__Problem details__
Copy every line in which the string "this" occurs.

---

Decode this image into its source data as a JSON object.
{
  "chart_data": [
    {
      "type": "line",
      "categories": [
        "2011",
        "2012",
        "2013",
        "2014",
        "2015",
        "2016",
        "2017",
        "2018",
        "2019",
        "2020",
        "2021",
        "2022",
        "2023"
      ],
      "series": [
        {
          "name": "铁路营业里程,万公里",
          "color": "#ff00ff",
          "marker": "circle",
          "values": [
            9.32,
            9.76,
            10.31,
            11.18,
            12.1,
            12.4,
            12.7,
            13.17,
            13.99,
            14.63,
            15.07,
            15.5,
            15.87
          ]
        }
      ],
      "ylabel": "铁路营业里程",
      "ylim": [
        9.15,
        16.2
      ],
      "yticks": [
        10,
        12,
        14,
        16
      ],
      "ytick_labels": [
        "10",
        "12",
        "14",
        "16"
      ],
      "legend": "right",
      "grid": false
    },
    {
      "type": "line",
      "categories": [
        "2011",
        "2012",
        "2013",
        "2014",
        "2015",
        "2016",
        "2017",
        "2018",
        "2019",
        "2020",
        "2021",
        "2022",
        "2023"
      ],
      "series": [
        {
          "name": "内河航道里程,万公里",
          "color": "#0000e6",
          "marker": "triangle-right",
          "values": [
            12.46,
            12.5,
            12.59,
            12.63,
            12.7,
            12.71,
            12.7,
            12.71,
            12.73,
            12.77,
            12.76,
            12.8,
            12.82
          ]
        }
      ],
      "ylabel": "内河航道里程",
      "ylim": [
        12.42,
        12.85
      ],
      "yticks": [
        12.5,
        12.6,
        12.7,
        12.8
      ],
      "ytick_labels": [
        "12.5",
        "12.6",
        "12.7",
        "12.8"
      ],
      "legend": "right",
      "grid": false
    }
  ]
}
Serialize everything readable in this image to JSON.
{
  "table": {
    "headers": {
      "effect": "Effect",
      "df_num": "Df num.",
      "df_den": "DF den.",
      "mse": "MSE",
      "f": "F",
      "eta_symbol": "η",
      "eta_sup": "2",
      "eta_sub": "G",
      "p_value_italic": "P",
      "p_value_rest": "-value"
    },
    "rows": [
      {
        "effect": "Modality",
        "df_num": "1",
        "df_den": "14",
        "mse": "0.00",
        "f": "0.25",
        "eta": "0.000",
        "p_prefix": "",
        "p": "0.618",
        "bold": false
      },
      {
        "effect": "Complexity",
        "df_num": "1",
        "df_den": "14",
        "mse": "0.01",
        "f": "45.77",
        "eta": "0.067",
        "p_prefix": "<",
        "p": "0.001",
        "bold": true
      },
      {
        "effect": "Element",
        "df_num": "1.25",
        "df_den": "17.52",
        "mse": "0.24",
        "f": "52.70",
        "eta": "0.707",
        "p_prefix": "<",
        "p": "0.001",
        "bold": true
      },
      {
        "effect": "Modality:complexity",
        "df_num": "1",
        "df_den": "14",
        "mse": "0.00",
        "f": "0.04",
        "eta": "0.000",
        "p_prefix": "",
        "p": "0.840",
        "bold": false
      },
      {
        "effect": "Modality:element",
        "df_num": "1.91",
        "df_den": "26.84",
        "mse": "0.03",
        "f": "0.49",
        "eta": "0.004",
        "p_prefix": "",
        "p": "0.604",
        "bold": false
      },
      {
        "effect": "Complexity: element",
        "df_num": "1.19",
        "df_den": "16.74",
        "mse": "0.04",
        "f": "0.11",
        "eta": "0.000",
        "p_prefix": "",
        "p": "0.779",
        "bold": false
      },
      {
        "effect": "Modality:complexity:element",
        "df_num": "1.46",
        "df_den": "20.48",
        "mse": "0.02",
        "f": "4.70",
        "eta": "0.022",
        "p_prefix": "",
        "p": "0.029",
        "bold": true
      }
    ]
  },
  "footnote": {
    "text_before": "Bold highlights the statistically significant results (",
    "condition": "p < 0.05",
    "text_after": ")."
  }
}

---

__In response__
Decode this image into its source data as a JSON object.
Serialize everything readable in this image to JSON.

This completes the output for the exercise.